The problem:
Repeat every entry word for word, but leave the images out of your copy.

Some records

+ + +

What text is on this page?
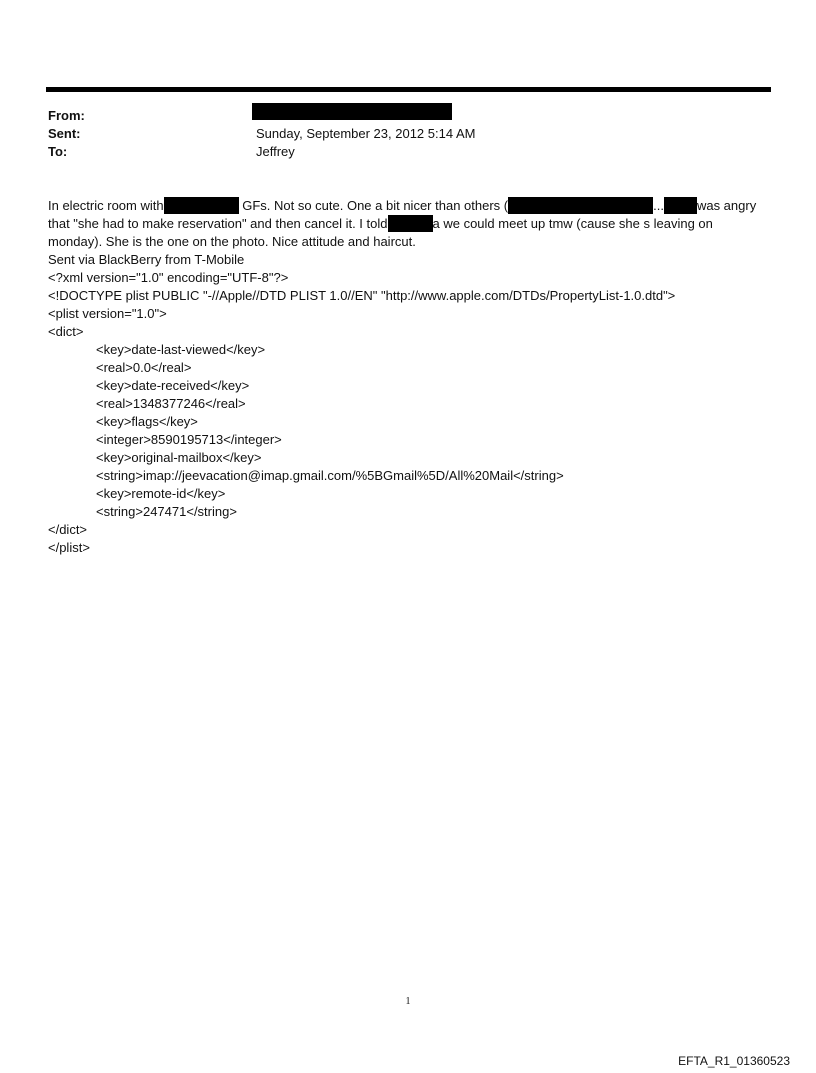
From:
Sent:	Sunday, September 23, 2012 5:14 AM
To:	Jeffrey
In electric room with	GFs. Not so cute. One a bit nicer than others (	...	was angry
that "she had to make reservation" and then cancel it. I told	a we could meet up tmw (cause she s leaving on
monday). She is the one on the photo. Nice attitude and haircut.
Sent via BlackBerry from T-Mobile
<?xml version="1.0" encoding="UTF-8"?>
<!DOCTYPE plist PUBLIC "-//Apple//DTD PLIST 1.0//EN" "http://www.apple.com/DTDs/PropertyList-1.0.dtd">
<plist version="1.0">
<dict>
<key>date-last-viewed</key>
<real>0.0</real>
<key>date-received</key>
<real>1348377246</real>
<key>flags</key>
<integer>8590195713</integer>
<key>original-mailbox</key>
<string>imap://jeevacation@imap.gmail.com/%5BGmail%5D/All%20Mail</string>
<key>remote-id</key>
<string>247471</string>
</dict>
</plist>
1
EFTA_R1_01360523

+ + +

Reply:
What text is on this page?
From:
Sent:	Sunday, September 23, 2012 5:14 AM
To:	Jeffrey
In electric room with	GFs. Not so cute. One a bit nicer than others (	...	was angry
that "she had to make reservation" and then cancel it. I told	a we could meet up tmw (cause she s leaving on
monday). She is the one on the photo. Nice attitude and haircut.
Sent via BlackBerry from T-Mobile
<?xml version="1.0" encoding="UTF-8"?>
<!DOCTYPE plist PUBLIC "-//Apple//DTD PLIST 1.0//EN" "http://www.apple.com/DTDs/PropertyList-1.0.dtd">
<plist version="1.0">
<dict>
<key>date-last-viewed</key>
<real>0.0</real>
<key>date-received</key>
<real>1348377246</real>
<key>flags</key>
<integer>8590195713</integer>
<key>original-mailbox</key>
<string>imap://jeevacation@imap.gmail.com/%5BGmail%5D/All%20Mail</string>
<key>remote-id</key>
<string>247471</string>
</dict>
</plist>
1
EFTA_R1_01360523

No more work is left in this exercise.